═══ INPUT FOR THIS TASK
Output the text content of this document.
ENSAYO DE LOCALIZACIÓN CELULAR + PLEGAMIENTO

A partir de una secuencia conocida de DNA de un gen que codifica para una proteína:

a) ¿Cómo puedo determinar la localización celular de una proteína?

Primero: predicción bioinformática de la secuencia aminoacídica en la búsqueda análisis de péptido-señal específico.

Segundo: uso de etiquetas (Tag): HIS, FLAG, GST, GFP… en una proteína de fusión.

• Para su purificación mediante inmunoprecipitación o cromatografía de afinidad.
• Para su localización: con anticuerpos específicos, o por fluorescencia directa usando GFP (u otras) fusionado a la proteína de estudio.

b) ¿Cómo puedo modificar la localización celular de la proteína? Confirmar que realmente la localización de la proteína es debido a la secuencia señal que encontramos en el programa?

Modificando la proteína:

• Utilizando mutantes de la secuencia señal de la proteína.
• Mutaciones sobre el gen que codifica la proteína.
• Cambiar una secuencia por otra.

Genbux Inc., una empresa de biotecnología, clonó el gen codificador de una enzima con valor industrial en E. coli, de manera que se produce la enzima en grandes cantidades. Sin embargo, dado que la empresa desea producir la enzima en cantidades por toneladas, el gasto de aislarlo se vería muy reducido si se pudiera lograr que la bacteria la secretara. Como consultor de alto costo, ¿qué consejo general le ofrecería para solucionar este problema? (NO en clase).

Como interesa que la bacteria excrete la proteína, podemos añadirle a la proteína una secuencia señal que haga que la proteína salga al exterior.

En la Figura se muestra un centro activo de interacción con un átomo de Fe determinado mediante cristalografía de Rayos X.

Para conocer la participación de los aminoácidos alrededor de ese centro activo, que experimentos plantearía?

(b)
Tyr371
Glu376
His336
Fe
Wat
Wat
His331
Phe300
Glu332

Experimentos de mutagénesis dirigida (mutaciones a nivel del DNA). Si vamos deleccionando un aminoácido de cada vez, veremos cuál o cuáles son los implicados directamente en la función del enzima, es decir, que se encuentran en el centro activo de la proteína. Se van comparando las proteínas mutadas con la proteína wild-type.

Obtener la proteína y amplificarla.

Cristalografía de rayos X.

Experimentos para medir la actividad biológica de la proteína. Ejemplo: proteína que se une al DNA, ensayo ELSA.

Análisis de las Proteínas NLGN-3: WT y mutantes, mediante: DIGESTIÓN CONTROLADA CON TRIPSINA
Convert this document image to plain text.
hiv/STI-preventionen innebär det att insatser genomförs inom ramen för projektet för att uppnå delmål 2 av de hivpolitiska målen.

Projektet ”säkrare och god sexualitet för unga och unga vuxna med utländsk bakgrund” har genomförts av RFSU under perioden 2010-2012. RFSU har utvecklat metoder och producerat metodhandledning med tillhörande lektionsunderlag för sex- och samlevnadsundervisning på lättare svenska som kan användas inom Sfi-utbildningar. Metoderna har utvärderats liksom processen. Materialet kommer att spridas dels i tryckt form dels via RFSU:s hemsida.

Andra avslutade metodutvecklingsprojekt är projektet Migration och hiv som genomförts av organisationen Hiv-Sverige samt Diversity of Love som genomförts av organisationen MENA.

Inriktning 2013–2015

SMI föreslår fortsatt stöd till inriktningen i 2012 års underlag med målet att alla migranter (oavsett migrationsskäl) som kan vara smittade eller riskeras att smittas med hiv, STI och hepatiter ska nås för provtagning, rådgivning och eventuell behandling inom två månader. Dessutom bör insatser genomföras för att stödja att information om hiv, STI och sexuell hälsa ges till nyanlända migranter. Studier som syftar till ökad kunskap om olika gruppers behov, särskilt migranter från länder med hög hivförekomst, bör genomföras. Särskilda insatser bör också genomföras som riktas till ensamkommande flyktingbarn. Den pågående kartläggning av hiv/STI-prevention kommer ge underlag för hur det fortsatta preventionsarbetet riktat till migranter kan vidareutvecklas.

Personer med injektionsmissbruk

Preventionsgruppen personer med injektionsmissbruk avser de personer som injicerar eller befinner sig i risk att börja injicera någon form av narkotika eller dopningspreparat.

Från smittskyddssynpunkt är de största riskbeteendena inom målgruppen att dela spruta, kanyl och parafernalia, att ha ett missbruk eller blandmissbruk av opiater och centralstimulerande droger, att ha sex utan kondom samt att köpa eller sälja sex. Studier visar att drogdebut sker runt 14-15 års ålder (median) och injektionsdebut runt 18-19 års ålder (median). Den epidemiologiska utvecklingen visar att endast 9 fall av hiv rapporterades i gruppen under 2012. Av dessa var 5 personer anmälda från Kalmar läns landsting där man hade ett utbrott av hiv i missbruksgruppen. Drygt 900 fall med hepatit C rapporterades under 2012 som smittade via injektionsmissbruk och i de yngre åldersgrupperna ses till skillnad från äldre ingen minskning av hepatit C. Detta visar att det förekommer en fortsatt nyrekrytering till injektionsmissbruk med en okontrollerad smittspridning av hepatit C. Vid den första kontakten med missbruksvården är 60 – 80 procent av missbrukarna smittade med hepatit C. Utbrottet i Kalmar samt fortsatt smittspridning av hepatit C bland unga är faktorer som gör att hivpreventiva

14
══════
__DESCRIPTION OF THE TASK__
Above are the entries; copy every line among them that contains the word "Cómo".

__REPLY TO THE EXERCISE__
a) ¿Cómo puedo determinar la localización celular de una proteína?
b) ¿Cómo puedo modificar la localización celular de la proteína? Confirmar que realmente la localización de la proteína es debido a la secuencia señal que encontramos en el programa?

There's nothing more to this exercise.